### ENTRIES SUPPLIED
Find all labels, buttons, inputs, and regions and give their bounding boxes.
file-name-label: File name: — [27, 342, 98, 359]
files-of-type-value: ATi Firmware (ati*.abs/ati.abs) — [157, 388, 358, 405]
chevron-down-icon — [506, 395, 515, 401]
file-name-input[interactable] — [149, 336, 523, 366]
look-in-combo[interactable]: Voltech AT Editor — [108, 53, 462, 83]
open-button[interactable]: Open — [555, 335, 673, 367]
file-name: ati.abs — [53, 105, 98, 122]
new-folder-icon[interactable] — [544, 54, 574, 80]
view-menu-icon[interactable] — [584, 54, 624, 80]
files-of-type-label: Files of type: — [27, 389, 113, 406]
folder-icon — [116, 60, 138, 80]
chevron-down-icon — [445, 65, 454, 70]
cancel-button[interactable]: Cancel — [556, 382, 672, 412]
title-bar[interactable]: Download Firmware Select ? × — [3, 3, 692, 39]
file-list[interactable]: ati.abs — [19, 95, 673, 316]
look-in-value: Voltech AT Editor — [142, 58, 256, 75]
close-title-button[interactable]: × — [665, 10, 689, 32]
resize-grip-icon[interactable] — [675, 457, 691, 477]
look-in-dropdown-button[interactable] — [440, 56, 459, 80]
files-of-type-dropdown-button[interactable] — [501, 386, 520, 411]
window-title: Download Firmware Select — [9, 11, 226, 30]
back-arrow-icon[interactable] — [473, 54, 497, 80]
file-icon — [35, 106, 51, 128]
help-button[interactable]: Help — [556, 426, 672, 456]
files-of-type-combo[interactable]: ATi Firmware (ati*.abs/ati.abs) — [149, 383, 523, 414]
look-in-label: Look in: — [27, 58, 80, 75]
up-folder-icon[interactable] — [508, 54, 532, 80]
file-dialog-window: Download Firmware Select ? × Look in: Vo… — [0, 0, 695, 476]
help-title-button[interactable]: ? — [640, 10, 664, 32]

### OBJECTIVE
Reproduce all of the lines above character for character, keeping their order.

### RESPONSE TO THE EXERCISE
Find all labels, buttons, inputs, and regions and give their bounding boxes.
file-name-label: File name: — [27, 342, 98, 359]
files-of-type-value: ATi Firmware (ati*.abs/ati.abs) — [157, 388, 358, 405]
chevron-down-icon — [506, 395, 515, 401]
file-name-input[interactable] — [149, 336, 523, 366]
look-in-combo[interactable]: Voltech AT Editor — [108, 53, 462, 83]
open-button[interactable]: Open — [555, 335, 673, 367]
file-name: ati.abs — [53, 105, 98, 122]
new-folder-icon[interactable] — [544, 54, 574, 80]
view-menu-icon[interactable] — [584, 54, 624, 80]
files-of-type-label: Files of type: — [27, 389, 113, 406]
folder-icon — [116, 60, 138, 80]
chevron-down-icon — [445, 65, 454, 70]
cancel-button[interactable]: Cancel — [556, 382, 672, 412]
title-bar[interactable]: Download Firmware Select ? × — [3, 3, 692, 39]
file-list[interactable]: ati.abs — [19, 95, 673, 316]
look-in-value: Voltech AT Editor — [142, 58, 256, 75]
close-title-button[interactable]: × — [665, 10, 689, 32]
resize-grip-icon[interactable] — [675, 457, 691, 477]
look-in-dropdown-button[interactable] — [440, 56, 459, 80]
files-of-type-dropdown-button[interactable] — [501, 386, 520, 411]
window-title: Download Firmware Select — [9, 11, 226, 30]
back-arrow-icon[interactable] — [473, 54, 497, 80]
file-icon — [35, 106, 51, 128]
help-button[interactable]: Help — [556, 426, 672, 456]
files-of-type-combo[interactable]: ATi Firmware (ati*.abs/ati.abs) — [149, 383, 523, 414]
look-in-label: Look in: — [27, 58, 80, 75]
up-folder-icon[interactable] — [508, 54, 532, 80]
file-dialog-window: Download Firmware Select ? × Look in: Vo… — [0, 0, 695, 476]
help-title-button[interactable]: ? — [640, 10, 664, 32]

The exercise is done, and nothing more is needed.